(Dataset records)

----

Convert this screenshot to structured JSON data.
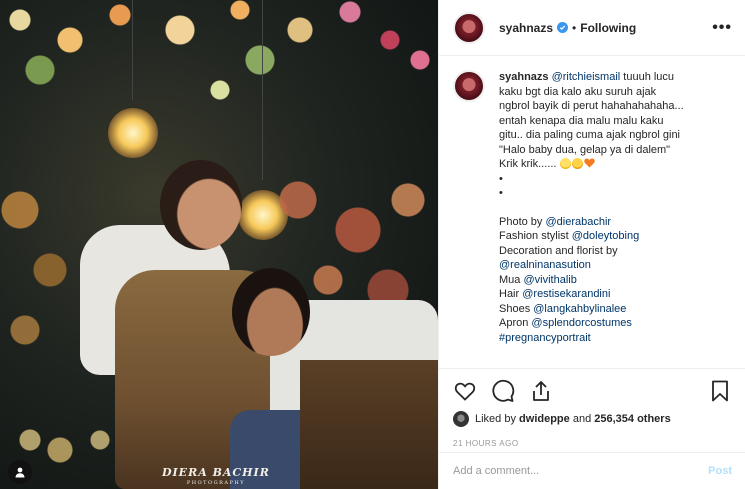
{
  "photo": {
    "watermark_main": "DIERA BACHIR",
    "watermark_sub": "PHOTOGRAPHY",
    "user_badge_icon": "person-icon"
  },
  "header": {
    "username": "syahnazs",
    "separator": "•",
    "follow_status": "Following",
    "more_label": "•••"
  },
  "caption": {
    "username": "syahnazs",
    "mention": "@ritchieismail",
    "text_lines": [
      "tuuuh lucu",
      "kaku bgt dia kalo aku suruh ajak",
      "ngbrol bayik di perut hahahahahaha...",
      "entah kenapa dia malu malu kaku",
      "gitu.. dia paling cuma ajak ngbrol gini",
      "\"Halo baby dua, gelap ya di dalem\"",
      "Krik krik......"
    ],
    "emojis": [
      "grinning-sweat-emoji",
      "smiling-face-emoji",
      "orange-heart-emoji"
    ],
    "bullets": [
      "•",
      "•"
    ],
    "credits": [
      {
        "label": "Photo by",
        "handle": "@dierabachir"
      },
      {
        "label": "Fashion stylist",
        "handle": "@doleytobing"
      },
      {
        "label": "Decoration and florist by",
        "handle": ""
      },
      {
        "label": "",
        "handle": "@realninanasution"
      },
      {
        "label": "Mua",
        "handle": "@vivithalib"
      },
      {
        "label": "Hair",
        "handle": "@restisekarandini"
      },
      {
        "label": "Shoes",
        "handle": "@langkahbylinalee"
      },
      {
        "label": "Apron",
        "handle": "@splendorcostumes"
      },
      {
        "label": "",
        "handle": "#pregnancyportrait"
      }
    ]
  },
  "actions": {
    "like_icon": "heart-icon",
    "comment_icon": "comment-icon",
    "share_icon": "share-icon",
    "save_icon": "bookmark-icon"
  },
  "likes": {
    "prefix": "Liked by",
    "user": "dwideppe",
    "joiner": "and",
    "count": "256,354 others"
  },
  "timestamp": "21 HOURS AGO",
  "comment": {
    "placeholder": "Add a comment...",
    "post_label": "Post"
  },
  "colors": {
    "verified": "#3897f0",
    "mention": "#003569",
    "post_disabled": "#b2dffc",
    "heart_emoji": "#f47b20"
  }
}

----

• _AIM OF THE EXERCISE_
Write the entries above out again exactly, but not the pictures.

• _RESPONSE TO THIS EXERCISE_
Convert this screenshot to structured JSON data.
{
  "photo": {
    "watermark_main": "DIERA BACHIR",
    "watermark_sub": "PHOTOGRAPHY",
    "user_badge_icon": "person-icon"
  },
  "header": {
    "username": "syahnazs",
    "separator": "•",
    "follow_status": "Following",
    "more_label": "•••"
  },
  "caption": {
    "username": "syahnazs",
    "mention": "@ritchieismail",
    "text_lines": [
      "tuuuh lucu",
      "kaku bgt dia kalo aku suruh ajak",
      "ngbrol bayik di perut hahahahahaha...",
      "entah kenapa dia malu malu kaku",
      "gitu.. dia paling cuma ajak ngbrol gini",
      "\"Halo baby dua, gelap ya di dalem\"",
      "Krik krik......"
    ],
    "emojis": [
      "grinning-sweat-emoji",
      "smiling-face-emoji",
      "orange-heart-emoji"
    ],
    "bullets": [
      "•",
      "•"
    ],
    "credits": [
      {
        "label": "Photo by",
        "handle": "@dierabachir"
      },
      {
        "label": "Fashion stylist",
        "handle": "@doleytobing"
      },
      {
        "label": "Decoration and florist by",
        "handle": ""
      },
      {
        "label": "",
        "handle": "@realninanasution"
      },
      {
        "label": "Mua",
        "handle": "@vivithalib"
      },
      {
        "label": "Hair",
        "handle": "@restisekarandini"
      },
      {
        "label": "Shoes",
        "handle": "@langkahbylinalee"
      },
      {
        "label": "Apron",
        "handle": "@splendorcostumes"
      },
      {
        "label": "",
        "handle": "#pregnancyportrait"
      }
    ]
  },
  "actions": {
    "like_icon": "heart-icon",
    "comment_icon": "comment-icon",
    "share_icon": "share-icon",
    "save_icon": "bookmark-icon"
  },
  "likes": {
    "prefix": "Liked by",
    "user": "dwideppe",
    "joiner": "and",
    "count": "256,354 others"
  },
  "timestamp": "21 HOURS AGO",
  "comment": {
    "placeholder": "Add a comment...",
    "post_label": "Post"
  },
  "colors": {
    "verified": "#3897f0",
    "mention": "#003569",
    "post_disabled": "#b2dffc",
    "heart_emoji": "#f47b20"
  }
}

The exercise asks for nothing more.